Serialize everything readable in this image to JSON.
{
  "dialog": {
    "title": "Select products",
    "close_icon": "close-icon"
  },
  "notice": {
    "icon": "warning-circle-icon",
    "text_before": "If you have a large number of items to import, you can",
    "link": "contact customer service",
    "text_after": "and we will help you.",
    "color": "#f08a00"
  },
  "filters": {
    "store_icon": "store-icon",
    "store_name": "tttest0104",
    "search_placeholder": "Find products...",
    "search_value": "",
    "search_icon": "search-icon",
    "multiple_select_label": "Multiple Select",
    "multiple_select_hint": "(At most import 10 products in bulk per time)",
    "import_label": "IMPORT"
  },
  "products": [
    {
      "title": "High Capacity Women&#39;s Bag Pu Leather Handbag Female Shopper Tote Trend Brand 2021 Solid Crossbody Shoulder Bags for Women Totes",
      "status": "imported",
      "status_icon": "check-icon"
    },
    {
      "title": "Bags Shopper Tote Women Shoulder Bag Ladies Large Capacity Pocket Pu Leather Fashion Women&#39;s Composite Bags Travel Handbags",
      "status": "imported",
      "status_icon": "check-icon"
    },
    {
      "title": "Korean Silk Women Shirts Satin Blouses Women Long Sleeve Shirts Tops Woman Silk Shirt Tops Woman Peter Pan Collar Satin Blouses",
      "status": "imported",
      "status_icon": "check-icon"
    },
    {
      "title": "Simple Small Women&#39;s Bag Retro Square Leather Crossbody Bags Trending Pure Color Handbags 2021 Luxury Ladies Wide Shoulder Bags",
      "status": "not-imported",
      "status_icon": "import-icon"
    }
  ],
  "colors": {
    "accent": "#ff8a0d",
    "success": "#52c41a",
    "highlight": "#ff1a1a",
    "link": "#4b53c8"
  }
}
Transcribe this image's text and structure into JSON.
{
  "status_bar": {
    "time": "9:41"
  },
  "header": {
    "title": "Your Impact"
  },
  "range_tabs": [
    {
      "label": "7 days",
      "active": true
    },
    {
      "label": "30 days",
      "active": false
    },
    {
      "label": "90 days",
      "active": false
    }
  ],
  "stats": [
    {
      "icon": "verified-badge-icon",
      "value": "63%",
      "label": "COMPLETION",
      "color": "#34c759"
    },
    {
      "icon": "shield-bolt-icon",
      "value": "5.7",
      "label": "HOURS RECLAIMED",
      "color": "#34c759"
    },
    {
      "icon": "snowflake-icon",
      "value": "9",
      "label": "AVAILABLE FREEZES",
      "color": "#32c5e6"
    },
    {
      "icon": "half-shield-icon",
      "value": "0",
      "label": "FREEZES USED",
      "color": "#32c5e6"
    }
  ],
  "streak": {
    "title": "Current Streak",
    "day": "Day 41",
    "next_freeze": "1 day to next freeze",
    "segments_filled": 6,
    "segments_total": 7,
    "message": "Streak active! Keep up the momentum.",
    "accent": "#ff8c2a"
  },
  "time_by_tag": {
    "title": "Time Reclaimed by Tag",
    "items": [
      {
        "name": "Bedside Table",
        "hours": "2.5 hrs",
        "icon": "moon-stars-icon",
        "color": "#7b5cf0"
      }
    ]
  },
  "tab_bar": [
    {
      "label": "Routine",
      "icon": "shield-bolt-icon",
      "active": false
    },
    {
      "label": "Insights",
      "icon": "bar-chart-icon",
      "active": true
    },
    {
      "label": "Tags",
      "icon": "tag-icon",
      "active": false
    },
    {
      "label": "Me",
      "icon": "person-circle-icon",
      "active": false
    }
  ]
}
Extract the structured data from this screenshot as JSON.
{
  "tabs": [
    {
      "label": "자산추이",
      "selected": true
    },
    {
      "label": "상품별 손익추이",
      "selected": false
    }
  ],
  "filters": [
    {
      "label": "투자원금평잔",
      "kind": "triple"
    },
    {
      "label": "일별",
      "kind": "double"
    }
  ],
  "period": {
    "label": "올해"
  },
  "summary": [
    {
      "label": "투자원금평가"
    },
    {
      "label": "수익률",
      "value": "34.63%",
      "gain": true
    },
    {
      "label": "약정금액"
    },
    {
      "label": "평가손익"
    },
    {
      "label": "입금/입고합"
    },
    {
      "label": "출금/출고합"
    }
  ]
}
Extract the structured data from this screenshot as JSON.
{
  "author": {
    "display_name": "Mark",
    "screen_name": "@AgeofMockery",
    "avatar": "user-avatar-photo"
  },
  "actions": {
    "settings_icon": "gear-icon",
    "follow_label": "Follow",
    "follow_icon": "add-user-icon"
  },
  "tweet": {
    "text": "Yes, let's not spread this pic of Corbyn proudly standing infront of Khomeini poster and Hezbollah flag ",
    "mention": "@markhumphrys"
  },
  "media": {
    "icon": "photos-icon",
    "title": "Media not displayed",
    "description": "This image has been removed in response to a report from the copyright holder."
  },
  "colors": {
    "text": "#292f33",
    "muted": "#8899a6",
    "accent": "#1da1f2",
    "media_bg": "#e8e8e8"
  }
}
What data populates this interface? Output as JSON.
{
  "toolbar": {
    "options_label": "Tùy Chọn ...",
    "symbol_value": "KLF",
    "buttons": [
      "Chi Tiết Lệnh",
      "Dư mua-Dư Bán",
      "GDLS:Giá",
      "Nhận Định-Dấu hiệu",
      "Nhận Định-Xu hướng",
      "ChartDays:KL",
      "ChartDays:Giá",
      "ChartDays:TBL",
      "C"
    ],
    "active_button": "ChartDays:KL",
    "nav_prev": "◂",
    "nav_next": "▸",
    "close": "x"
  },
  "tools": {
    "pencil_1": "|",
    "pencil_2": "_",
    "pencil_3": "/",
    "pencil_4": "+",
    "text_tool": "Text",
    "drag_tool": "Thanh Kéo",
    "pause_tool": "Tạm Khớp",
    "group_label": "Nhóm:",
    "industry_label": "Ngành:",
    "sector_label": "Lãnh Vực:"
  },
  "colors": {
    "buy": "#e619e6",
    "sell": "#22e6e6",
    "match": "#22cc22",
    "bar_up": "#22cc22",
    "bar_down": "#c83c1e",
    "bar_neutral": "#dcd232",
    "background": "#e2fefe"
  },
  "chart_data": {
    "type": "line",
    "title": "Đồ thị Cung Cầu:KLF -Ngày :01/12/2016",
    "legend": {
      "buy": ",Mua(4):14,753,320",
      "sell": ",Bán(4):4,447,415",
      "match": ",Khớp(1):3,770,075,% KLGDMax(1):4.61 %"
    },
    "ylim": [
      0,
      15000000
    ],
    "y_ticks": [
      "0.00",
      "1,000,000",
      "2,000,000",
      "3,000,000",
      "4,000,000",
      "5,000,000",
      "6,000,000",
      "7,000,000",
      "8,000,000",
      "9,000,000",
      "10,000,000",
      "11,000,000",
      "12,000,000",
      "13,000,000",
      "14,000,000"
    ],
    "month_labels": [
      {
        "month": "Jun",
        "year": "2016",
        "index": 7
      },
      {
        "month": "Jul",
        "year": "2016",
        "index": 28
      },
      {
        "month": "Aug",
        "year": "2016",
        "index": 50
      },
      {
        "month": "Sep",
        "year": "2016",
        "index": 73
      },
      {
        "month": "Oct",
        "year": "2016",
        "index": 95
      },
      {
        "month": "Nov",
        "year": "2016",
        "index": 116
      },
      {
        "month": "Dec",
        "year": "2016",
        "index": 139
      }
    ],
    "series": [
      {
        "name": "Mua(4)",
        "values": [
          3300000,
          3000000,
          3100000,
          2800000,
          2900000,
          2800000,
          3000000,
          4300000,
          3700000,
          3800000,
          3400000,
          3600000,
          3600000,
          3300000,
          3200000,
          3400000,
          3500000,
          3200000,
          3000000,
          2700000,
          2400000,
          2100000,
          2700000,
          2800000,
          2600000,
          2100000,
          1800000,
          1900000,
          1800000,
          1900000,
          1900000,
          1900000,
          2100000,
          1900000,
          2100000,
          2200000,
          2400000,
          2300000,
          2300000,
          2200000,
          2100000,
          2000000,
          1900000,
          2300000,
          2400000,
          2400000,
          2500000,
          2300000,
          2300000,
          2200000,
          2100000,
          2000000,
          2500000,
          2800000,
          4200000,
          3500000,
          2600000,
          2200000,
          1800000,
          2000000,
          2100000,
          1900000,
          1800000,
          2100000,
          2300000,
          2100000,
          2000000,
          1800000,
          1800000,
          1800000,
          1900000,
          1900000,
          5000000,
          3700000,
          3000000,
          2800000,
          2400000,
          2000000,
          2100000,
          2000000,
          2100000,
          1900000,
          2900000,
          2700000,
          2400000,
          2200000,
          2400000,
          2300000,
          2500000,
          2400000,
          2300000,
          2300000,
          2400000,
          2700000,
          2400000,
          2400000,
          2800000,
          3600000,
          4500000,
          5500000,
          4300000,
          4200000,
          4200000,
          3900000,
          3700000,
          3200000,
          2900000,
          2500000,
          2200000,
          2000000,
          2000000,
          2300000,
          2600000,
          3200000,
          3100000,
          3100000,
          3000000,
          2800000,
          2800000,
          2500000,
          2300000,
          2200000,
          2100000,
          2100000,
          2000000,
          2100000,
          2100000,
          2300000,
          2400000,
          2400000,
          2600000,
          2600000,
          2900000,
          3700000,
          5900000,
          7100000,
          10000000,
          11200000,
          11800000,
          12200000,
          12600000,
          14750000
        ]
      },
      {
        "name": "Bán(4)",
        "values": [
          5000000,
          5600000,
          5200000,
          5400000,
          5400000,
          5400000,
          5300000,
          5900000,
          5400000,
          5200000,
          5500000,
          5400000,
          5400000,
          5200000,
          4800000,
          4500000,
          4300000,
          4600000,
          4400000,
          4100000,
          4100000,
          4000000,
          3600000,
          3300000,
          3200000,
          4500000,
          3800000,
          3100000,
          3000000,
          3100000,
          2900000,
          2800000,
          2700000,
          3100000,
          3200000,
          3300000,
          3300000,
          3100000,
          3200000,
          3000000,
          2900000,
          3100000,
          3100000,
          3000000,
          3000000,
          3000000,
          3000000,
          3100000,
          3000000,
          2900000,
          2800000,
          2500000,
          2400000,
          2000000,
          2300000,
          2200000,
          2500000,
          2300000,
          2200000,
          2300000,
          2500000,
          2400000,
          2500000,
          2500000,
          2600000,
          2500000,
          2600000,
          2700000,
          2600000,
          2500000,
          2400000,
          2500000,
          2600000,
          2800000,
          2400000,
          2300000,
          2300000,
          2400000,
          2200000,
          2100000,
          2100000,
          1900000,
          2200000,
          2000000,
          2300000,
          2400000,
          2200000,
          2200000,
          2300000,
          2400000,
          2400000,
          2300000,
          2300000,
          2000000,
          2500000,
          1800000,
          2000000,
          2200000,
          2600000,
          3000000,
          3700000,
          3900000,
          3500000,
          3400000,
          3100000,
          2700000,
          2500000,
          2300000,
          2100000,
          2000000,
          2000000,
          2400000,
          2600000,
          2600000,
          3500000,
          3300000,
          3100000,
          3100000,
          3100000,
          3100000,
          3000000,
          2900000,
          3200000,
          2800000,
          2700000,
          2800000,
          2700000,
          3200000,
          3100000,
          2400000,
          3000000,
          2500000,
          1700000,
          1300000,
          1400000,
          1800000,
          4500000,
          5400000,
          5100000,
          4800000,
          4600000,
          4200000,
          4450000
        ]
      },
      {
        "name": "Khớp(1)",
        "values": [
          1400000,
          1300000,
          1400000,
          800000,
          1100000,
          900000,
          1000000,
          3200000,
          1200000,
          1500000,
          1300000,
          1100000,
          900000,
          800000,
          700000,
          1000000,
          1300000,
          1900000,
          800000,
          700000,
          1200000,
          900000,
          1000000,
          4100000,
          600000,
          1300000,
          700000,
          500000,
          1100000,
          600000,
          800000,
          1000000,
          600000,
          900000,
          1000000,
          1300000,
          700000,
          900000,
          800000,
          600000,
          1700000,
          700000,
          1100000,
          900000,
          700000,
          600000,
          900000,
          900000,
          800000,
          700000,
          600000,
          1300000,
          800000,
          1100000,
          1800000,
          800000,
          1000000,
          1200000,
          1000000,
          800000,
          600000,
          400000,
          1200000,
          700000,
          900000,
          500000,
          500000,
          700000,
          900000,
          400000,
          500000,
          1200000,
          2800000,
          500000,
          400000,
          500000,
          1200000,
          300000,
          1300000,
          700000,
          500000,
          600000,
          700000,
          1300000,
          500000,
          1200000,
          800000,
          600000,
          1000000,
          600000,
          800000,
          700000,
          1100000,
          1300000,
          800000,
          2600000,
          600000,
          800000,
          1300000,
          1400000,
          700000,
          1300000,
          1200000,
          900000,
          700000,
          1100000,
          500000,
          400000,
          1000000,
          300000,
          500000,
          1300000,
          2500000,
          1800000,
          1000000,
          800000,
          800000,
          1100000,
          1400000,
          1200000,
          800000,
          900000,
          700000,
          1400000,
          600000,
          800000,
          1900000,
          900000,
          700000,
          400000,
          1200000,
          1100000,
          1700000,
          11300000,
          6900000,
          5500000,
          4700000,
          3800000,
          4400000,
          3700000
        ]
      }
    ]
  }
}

*WORK TO DO*: Report each line in the preceding entries that holds the string "FREEZES".

*CORRECT RESPONSE*:
      "label": "AVAILABLE FREEZES",
      "label": "FREEZES USED",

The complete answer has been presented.